__Instruction__. Output an exact reproduction of the data.

__Raw data__.
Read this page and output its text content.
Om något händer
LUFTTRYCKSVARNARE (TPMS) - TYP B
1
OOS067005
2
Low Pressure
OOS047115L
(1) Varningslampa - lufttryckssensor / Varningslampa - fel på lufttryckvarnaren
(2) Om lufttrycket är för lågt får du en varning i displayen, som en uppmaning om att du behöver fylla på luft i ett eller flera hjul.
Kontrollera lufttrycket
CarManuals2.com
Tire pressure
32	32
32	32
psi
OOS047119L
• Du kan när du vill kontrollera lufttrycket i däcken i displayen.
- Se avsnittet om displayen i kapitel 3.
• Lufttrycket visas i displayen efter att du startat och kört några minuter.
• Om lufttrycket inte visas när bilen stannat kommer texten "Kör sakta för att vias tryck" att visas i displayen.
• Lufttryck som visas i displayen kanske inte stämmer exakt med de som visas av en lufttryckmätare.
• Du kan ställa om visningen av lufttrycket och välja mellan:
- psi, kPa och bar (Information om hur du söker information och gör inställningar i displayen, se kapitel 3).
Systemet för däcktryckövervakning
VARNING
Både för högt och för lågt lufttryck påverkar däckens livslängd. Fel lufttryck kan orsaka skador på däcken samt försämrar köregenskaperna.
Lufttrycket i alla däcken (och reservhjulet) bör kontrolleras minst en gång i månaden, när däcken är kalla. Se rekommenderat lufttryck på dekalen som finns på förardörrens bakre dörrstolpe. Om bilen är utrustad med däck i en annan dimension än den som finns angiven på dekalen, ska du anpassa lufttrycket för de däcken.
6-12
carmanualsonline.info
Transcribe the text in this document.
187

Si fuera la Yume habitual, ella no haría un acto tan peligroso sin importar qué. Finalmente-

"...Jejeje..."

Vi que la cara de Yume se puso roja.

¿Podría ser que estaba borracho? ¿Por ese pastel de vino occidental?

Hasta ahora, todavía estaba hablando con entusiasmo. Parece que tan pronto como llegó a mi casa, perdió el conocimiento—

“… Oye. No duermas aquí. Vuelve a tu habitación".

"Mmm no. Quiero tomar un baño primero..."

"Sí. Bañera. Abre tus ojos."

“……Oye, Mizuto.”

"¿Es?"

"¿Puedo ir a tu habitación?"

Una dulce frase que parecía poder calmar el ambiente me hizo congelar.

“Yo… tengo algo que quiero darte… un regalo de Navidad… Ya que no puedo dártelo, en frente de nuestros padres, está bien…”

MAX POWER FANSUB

__Exercise solution__.
Read this page and output its text content.
Om något händer
LUFTTRYCKSVARNARE (TPMS) - TYP B
1
OOS067005
2
Low Pressure
OOS047115L
(1) Varningslampa - lufttryckssensor / Varningslampa - fel på lufttryckvarnaren
(2) Om lufttrycket är för lågt får du en varning i displayen, som en uppmaning om att du behöver fylla på luft i ett eller flera hjul.
Kontrollera lufttrycket
CarManuals2.com
Tire pressure
32	32
32	32
psi
OOS047119L
• Du kan när du vill kontrollera lufttrycket i däcken i displayen.
- Se avsnittet om displayen i kapitel 3.
• Lufttrycket visas i displayen efter att du startat och kört några minuter.
• Om lufttrycket inte visas när bilen stannat kommer texten "Kör sakta för att vias tryck" att visas i displayen.
• Lufttryck som visas i displayen kanske inte stämmer exakt med de som visas av en lufttryckmätare.
• Du kan ställa om visningen av lufttrycket och välja mellan:
- psi, kPa och bar (Information om hur du söker information och gör inställningar i displayen, se kapitel 3).
Systemet för däcktryckövervakning
VARNING
Både för högt och för lågt lufttryck påverkar däckens livslängd. Fel lufttryck kan orsaka skador på däcken samt försämrar köregenskaperna.
Lufttrycket i alla däcken (och reservhjulet) bör kontrolleras minst en gång i månaden, när däcken är kalla. Se rekommenderat lufttryck på dekalen som finns på förardörrens bakre dörrstolpe. Om bilen är utrustad med däck i en annan dimension än den som finns angiven på dekalen, ska du anpassa lufttrycket för de däcken.
6-12
carmanualsonline.info
Transcribe the text in this document.
187

Si fuera la Yume habitual, ella no haría un acto tan peligroso sin importar qué. Finalmente-

"...Jejeje..."

Vi que la cara de Yume se puso roja.

¿Podría ser que estaba borracho? ¿Por ese pastel de vino occidental?

Hasta ahora, todavía estaba hablando con entusiasmo. Parece que tan pronto como llegó a mi casa, perdió el conocimiento—

“… Oye. No duermas aquí. Vuelve a tu habitación".

"Mmm no. Quiero tomar un baño primero..."

"Sí. Bañera. Abre tus ojos."

“……Oye, Mizuto.”

"¿Es?"

"¿Puedo ir a tu habitación?"

Una dulce frase que parecía poder calmar el ambiente me hizo congelar.

“Yo… tengo algo que quiero darte… un regalo de Navidad… Ya que no puedo dártelo, en frente de nuestros padres, está bien…”

MAX POWER FANSUB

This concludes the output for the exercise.